DO THIS — Find how many lines in the material hold the word "Total", then state that number and nothing more.

====== EXTRACTED DATA ======

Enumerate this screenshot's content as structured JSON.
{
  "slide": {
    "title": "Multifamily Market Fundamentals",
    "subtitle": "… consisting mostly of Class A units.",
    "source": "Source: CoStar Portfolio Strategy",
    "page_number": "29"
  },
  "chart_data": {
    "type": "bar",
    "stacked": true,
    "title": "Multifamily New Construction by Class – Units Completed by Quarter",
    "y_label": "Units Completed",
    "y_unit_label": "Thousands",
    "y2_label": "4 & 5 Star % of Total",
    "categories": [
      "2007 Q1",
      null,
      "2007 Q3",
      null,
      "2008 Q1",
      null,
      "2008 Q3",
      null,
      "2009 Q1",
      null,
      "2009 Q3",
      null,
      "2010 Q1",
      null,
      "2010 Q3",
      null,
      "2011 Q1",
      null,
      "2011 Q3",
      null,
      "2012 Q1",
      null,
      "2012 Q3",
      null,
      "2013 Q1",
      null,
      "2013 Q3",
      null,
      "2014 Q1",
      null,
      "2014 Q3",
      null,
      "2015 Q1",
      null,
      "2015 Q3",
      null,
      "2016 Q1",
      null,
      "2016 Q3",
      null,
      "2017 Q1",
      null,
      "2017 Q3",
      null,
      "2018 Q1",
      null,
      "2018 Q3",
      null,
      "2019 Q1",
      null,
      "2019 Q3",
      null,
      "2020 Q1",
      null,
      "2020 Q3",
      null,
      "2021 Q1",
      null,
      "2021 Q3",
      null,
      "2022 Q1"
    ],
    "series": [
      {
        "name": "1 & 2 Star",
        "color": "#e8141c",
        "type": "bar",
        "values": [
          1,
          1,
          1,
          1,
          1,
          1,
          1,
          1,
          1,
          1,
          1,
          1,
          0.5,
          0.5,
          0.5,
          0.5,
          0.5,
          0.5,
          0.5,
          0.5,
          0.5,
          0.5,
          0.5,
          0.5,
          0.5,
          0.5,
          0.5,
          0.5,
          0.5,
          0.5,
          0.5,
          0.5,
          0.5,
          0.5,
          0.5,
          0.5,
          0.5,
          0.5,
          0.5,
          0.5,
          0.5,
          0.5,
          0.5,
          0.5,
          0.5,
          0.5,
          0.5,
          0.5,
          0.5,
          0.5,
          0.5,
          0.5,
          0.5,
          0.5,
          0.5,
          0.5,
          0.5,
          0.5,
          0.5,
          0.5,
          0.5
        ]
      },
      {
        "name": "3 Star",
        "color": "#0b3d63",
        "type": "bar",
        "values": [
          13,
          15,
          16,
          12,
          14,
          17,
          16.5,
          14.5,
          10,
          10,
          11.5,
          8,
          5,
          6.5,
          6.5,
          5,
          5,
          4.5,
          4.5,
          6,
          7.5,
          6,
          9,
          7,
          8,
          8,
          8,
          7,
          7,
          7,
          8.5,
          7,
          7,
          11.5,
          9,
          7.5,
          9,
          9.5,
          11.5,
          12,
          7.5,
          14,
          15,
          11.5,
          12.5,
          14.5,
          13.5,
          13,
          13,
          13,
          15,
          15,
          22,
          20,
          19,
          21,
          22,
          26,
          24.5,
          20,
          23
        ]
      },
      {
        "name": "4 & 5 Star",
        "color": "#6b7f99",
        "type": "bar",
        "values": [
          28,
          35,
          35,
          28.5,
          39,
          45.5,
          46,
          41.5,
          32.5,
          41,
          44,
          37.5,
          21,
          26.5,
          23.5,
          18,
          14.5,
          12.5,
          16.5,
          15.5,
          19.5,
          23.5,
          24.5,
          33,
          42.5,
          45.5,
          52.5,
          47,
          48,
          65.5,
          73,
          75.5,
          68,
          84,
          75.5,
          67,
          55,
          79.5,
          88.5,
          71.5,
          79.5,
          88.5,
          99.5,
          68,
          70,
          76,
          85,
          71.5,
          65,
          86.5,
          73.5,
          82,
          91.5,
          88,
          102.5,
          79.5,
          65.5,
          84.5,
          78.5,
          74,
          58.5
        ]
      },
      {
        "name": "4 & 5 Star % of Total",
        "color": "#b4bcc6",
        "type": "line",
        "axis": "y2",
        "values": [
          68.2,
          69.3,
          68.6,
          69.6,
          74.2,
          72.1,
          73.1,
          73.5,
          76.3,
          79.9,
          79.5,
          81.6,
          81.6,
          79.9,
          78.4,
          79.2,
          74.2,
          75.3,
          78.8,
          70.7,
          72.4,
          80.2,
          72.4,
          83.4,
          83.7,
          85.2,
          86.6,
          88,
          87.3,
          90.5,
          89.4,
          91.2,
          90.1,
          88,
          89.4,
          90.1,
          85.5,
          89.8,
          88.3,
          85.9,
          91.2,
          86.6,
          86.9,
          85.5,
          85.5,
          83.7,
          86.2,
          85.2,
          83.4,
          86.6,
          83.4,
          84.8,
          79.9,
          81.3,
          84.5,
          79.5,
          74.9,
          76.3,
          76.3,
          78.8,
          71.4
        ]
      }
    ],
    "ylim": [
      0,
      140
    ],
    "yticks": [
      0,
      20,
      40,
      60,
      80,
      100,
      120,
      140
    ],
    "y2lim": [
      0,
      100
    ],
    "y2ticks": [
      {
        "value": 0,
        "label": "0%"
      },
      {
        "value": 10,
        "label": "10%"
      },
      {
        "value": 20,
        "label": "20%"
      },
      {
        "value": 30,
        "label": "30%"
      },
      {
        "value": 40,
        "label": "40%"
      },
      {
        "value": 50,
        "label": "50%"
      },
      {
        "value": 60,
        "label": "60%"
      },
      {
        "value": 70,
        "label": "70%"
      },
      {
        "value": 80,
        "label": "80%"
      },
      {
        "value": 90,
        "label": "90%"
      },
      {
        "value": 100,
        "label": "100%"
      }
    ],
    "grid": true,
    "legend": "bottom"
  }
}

======

THE COMPLETED TASK — 2